Skip every picture and transcribe the remaining material exactly.

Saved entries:
════════════════════

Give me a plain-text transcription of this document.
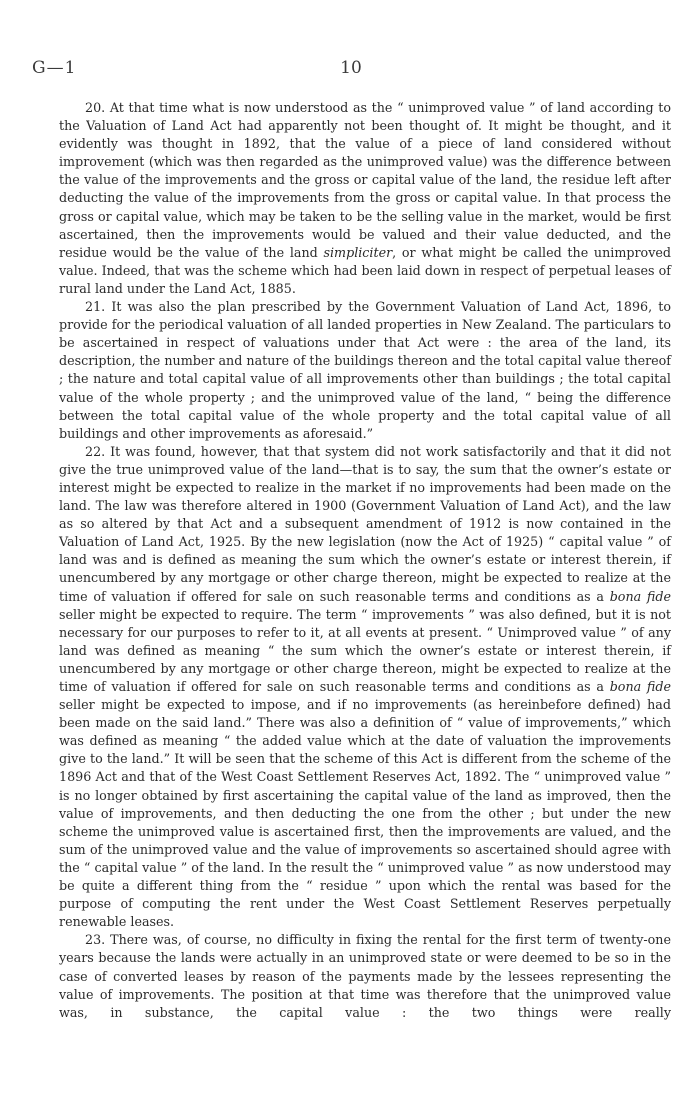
G—1	10

20. At that time what is now understood as the “ unimproved value ” of land according to the Valuation of Land Act had apparently not been thought of. It might be thought, and it evidently was thought in 1892, that the value of a piece of land considered without improvement (which was then regarded as the unimproved value) was the difference between the value of the improvements and the gross or capital value of the land, the residue left after deducting the value of the improvements from the gross or capital value. In that process the gross or capital value, which may be taken to be the selling value in the market, would be first ascertained, then the improvements would be valued and their value deducted, and the residue would be the value of the land simpliciter, or what might be called the unimproved value. Indeed, that was the scheme which had been laid down in respect of perpetual leases of rural land under the Land Act, 1885.

21. It was also the plan prescribed by the Government Valuation of Land Act, 1896, to provide for the periodical valuation of all landed properties in New Zealand. The particulars to be ascertained in respect of valuations under that Act were : the area of the land, its description, the number and nature of the buildings thereon and the total capital value thereof ; the nature and total capital value of all improvements other than buildings ; the total capital value of the whole property ; and the unimproved value of the land, “ being the difference between the total capital value of the whole property and the total capital value of all buildings and other improvements as aforesaid.”

22. It was found, however, that that system did not work satisfactorily and that it did not give the true unimproved value of the land—that is to say, the sum that the owner’s estate or interest might be expected to realize in the market if no improvements had been made on the land. The law was therefore altered in 1900 (Government Valuation of Land Act), and the law as so altered by that Act and a subsequent amendment of 1912 is now contained in the Valuation of Land Act, 1925. By the new legislation (now the Act of 1925) “ capital value ” of land was and is defined as meaning the sum which the owner’s estate or interest therein, if unencumbered by any mortgage or other charge thereon, might be expected to realize at the time of valuation if offered for sale on such reasonable terms and conditions as a bona fide seller might be expected to require. The term “ improvements ” was also defined, but it is not necessary for our purposes to refer to it, at all events at present. “ Unimproved value ” of any land was defined as meaning “ the sum which the owner’s estate or interest therein, if unencumbered by any mortgage or other charge thereon, might be expected to realize at the time of valuation if offered for sale on such reasonable terms and conditions as a bona fide seller might be expected to impose, and if no improvements (as hereinbefore defined) had been made on the said land.” There was also a definition of “ value of improvements,” which was defined as meaning “ the added value which at the date of valuation the improvements give to the land.” It will be seen that the scheme of this Act is different from the scheme of the 1896 Act and that of the West Coast Settlement Reserves Act, 1892. The “ unimproved value ” is no longer obtained by first ascertaining the capital value of the land as improved, then the value of improvements, and then deducting the one from the other ; but under the new scheme the unimproved value is ascertained first, then the improvements are valued, and the sum of the unimproved value and the value of improvements so ascertained should agree with the “ capital value ” of the land. In the result the “ unimproved value ” as now understood may be quite a different thing from the “ residue ” upon which the rental was based for the purpose of computing the rent under the West Coast Settlement Reserves perpetually renewable leases.

23. There was, of course, no difficulty in fixing the rental for the first term of twenty-one years because the lands were actually in an unimproved state or were deemed to be so in the case of converted leases by reason of the payments made by the lessees representing the value of improvements. The position at that time was therefore that the unimproved value was, in substance, the capital value : the two things were really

════════════════════

FULL ANSWER:
Give me a plain-text transcription of this document.
G—1	10

20. At that time what is now understood as the “ unimproved value ” of land according to the Valuation of Land Act had apparently not been thought of. It might be thought, and it evidently was thought in 1892, that the value of a piece of land considered without improvement (which was then regarded as the unimproved value) was the difference between the value of the improvements and the gross or capital value of the land, the residue left after deducting the value of the improvements from the gross or capital value. In that process the gross or capital value, which may be taken to be the selling value in the market, would be first ascertained, then the improvements would be valued and their value deducted, and the residue would be the value of the land simpliciter, or what might be called the unimproved value. Indeed, that was the scheme which had been laid down in respect of perpetual leases of rural land under the Land Act, 1885.

21. It was also the plan prescribed by the Government Valuation of Land Act, 1896, to provide for the periodical valuation of all landed properties in New Zealand. The particulars to be ascertained in respect of valuations under that Act were : the area of the land, its description, the number and nature of the buildings thereon and the total capital value thereof ; the nature and total capital value of all improvements other than buildings ; the total capital value of the whole property ; and the unimproved value of the land, “ being the difference between the total capital value of the whole property and the total capital value of all buildings and other improvements as aforesaid.”

22. It was found, however, that that system did not work satisfactorily and that it did not give the true unimproved value of the land—that is to say, the sum that the owner’s estate or interest might be expected to realize in the market if no improvements had been made on the land. The law was therefore altered in 1900 (Government Valuation of Land Act), and the law as so altered by that Act and a subsequent amendment of 1912 is now contained in the Valuation of Land Act, 1925. By the new legislation (now the Act of 1925) “ capital value ” of land was and is defined as meaning the sum which the owner’s estate or interest therein, if unencumbered by any mortgage or other charge thereon, might be expected to realize at the time of valuation if offered for sale on such reasonable terms and conditions as a bona fide seller might be expected to require. The term “ improvements ” was also defined, but it is not necessary for our purposes to refer to it, at all events at present. “ Unimproved value ” of any land was defined as meaning “ the sum which the owner’s estate or interest therein, if unencumbered by any mortgage or other charge thereon, might be expected to realize at the time of valuation if offered for sale on such reasonable terms and conditions as a bona fide seller might be expected to impose, and if no improvements (as hereinbefore defined) had been made on the said land.” There was also a definition of “ value of improvements,” which was defined as meaning “ the added value which at the date of valuation the improvements give to the land.” It will be seen that the scheme of this Act is different from the scheme of the 1896 Act and that of the West Coast Settlement Reserves Act, 1892. The “ unimproved value ” is no longer obtained by first ascertaining the capital value of the land as improved, then the value of improvements, and then deducting the one from the other ; but under the new scheme the unimproved value is ascertained first, then the improvements are valued, and the sum of the unimproved value and the value of improvements so ascertained should agree with the “ capital value ” of the land. In the result the “ unimproved value ” as now understood may be quite a different thing from the “ residue ” upon which the rental was based for the purpose of computing the rent under the West Coast Settlement Reserves perpetually renewable leases.

23. There was, of course, no difficulty in fixing the rental for the first term of twenty-one years because the lands were actually in an unimproved state or were deemed to be so in the case of converted leases by reason of the payments made by the lessees representing the value of improvements. The position at that time was therefore that the unimproved value was, in substance, the capital value : the two things were really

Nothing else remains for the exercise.